-- begin Given records --

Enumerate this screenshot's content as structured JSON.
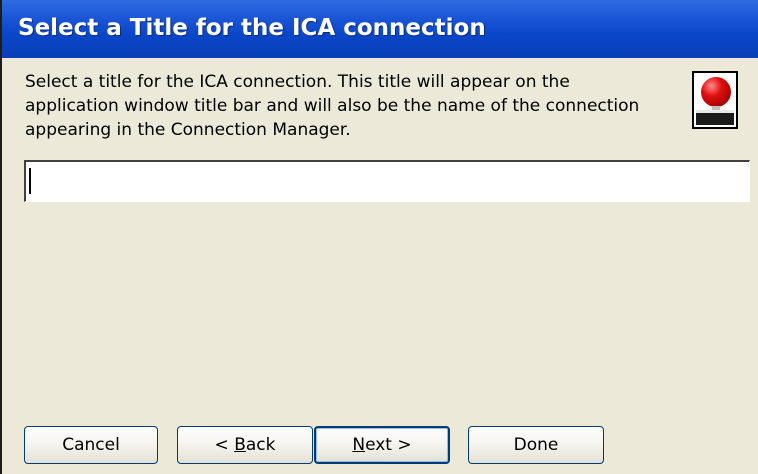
{
  "dialog": {
    "title": "Select a Title for the ICA connection",
    "description": "Select a title for the ICA connection. This title will appear on the application window title bar and will also be the name of the connection appearing in the Connection Manager.",
    "icon": "connection-app-icon"
  },
  "title_input": {
    "value": "",
    "placeholder": ""
  },
  "buttons": {
    "cancel": "Cancel",
    "back_prefix": "< ",
    "back_mnemonic": "B",
    "back_rest": "ack",
    "next_mnemonic": "N",
    "next_rest": "ext >",
    "done": "Done"
  },
  "colors": {
    "titlebar": "#0a46c8",
    "background": "#ece9d8",
    "button_border": "#003c74"
  }
}
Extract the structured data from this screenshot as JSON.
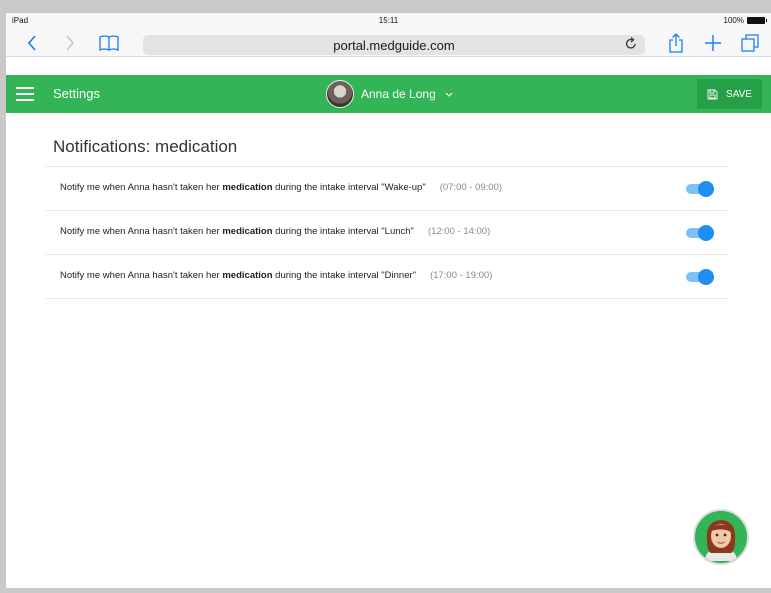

-- end Given records --

Stated exercise ::
Write out each entry exactly as given, but skip the pictures.

Full response ::
Enumerate this screenshot's content as structured JSON.
{
  "dialog": {
    "title": "Select a Title for the ICA connection",
    "description": "Select a title for the ICA connection. This title will appear on the application window title bar and will also be the name of the connection appearing in the Connection Manager.",
    "icon": "connection-app-icon"
  },
  "title_input": {
    "value": "",
    "placeholder": ""
  },
  "buttons": {
    "cancel": "Cancel",
    "back_prefix": "< ",
    "back_mnemonic": "B",
    "back_rest": "ack",
    "next_mnemonic": "N",
    "next_rest": "ext >",
    "done": "Done"
  },
  "colors": {
    "titlebar": "#0a46c8",
    "background": "#ece9d8",
    "button_border": "#003c74"
  }
}
Extract the structured data from this screenshot as JSON.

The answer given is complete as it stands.